### Record extracts
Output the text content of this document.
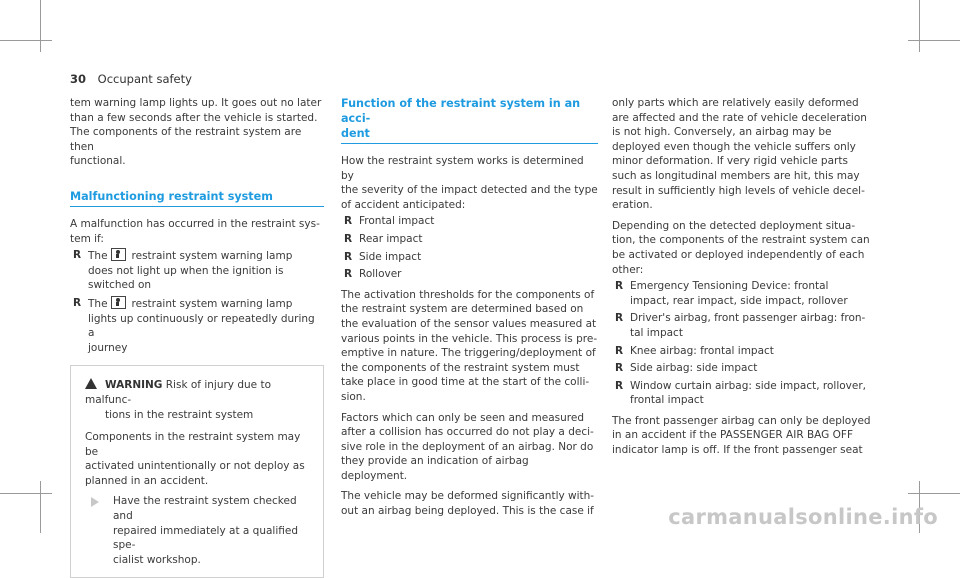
30 Occupant safety

tem warning lamp lights up. It goes out no later
than a few seconds after the vehicle is started.
The components of the restraint system are then
functional.

Malfunctioning restraint system

A malfunction has occurred in the restraint sys-
tem if:

R The restraint system warning lamp
does not light up when the ignition is
switched on
R The restraint system warning lamp
lights up continuously or repeatedly during a
journey
WARNING Risk of injury due to malfunc-
tions in the restraint system

Components in the restraint system may be
activated unintentionally or not deploy as
planned in an accident.

Have the restraint system checked and
repaired immediately at a qualified spe-
cialist workshop.
Function of the restraint system in an acci-
dent

How the restraint system works is determined by
the severity of the impact detected and the type
of accident anticipated:

R Frontal impact
R Rear impact
R Side impact
R Rollover

The activation thresholds for the components of
the restraint system are determined based on
the evaluation of the sensor values measured at
various points in the vehicle. This process is pre-
emptive in nature. The triggering/deployment of
the components of the restraint system must
take place in good time at the start of the colli-
sion.

Factors which can only be seen and measured
after a collision has occurred do not play a deci-
sive role in the deployment of an airbag. Nor do
they provide an indication of airbag deployment.

The vehicle may be deformed significantly with-
out an airbag being deployed. This is the case if

only parts which are relatively easily deformed
are affected and the rate of vehicle deceleration
is not high. Conversely, an airbag may be
deployed even though the vehicle suffers only
minor deformation. If very rigid vehicle parts
such as longitudinal members are hit, this may
result in sufficiently high levels of vehicle decel-
eration.

Depending on the detected deployment situa-
tion, the components of the restraint system can
be activated or deployed independently of each
other:

R Emergency Tensioning Device: frontal
impact, rear impact, side impact, rollover
R Driver's airbag, front passenger airbag: fron-
tal impact
R Knee airbag: frontal impact
R Side airbag: side impact
R Window curtain airbag: side impact, rollover,
frontal impact

The front passenger airbag can only be deployed
in an accident if the PASSENGER AIR BAG OFF
indicator lamp is off. If the front passenger seat

carmanualsonline.info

### What you need to do
Make an exact copy of the data above, pictures excluded.

### Reply to the task
Output the text content of this document.
30 Occupant safety

tem warning lamp lights up. It goes out no later
than a few seconds after the vehicle is started.
The components of the restraint system are then
functional.

Malfunctioning restraint system

A malfunction has occurred in the restraint sys-
tem if:

R The restraint system warning lamp
does not light up when the ignition is
switched on
R The restraint system warning lamp
lights up continuously or repeatedly during a
journey
WARNING Risk of injury due to malfunc-
tions in the restraint system

Components in the restraint system may be
activated unintentionally or not deploy as
planned in an accident.

Have the restraint system checked and
repaired immediately at a qualified spe-
cialist workshop.
Function of the restraint system in an acci-
dent

How the restraint system works is determined by
the severity of the impact detected and the type
of accident anticipated:

R Frontal impact
R Rear impact
R Side impact
R Rollover

The activation thresholds for the components of
the restraint system are determined based on
the evaluation of the sensor values measured at
various points in the vehicle. This process is pre-
emptive in nature. The triggering/deployment of
the components of the restraint system must
take place in good time at the start of the colli-
sion.

Factors which can only be seen and measured
after a collision has occurred do not play a deci-
sive role in the deployment of an airbag. Nor do
they provide an indication of airbag deployment.

The vehicle may be deformed significantly with-
out an airbag being deployed. This is the case if

only parts which are relatively easily deformed
are affected and the rate of vehicle deceleration
is not high. Conversely, an airbag may be
deployed even though the vehicle suffers only
minor deformation. If very rigid vehicle parts
such as longitudinal members are hit, this may
result in sufficiently high levels of vehicle decel-
eration.

Depending on the detected deployment situa-
tion, the components of the restraint system can
be activated or deployed independently of each
other:

R Emergency Tensioning Device: frontal
impact, rear impact, side impact, rollover
R Driver's airbag, front passenger airbag: fron-
tal impact
R Knee airbag: frontal impact
R Side airbag: side impact
R Window curtain airbag: side impact, rollover,
frontal impact

The front passenger airbag can only be deployed
in an accident if the PASSENGER AIR BAG OFF
indicator lamp is off. If the front passenger seat

carmanualsonline.info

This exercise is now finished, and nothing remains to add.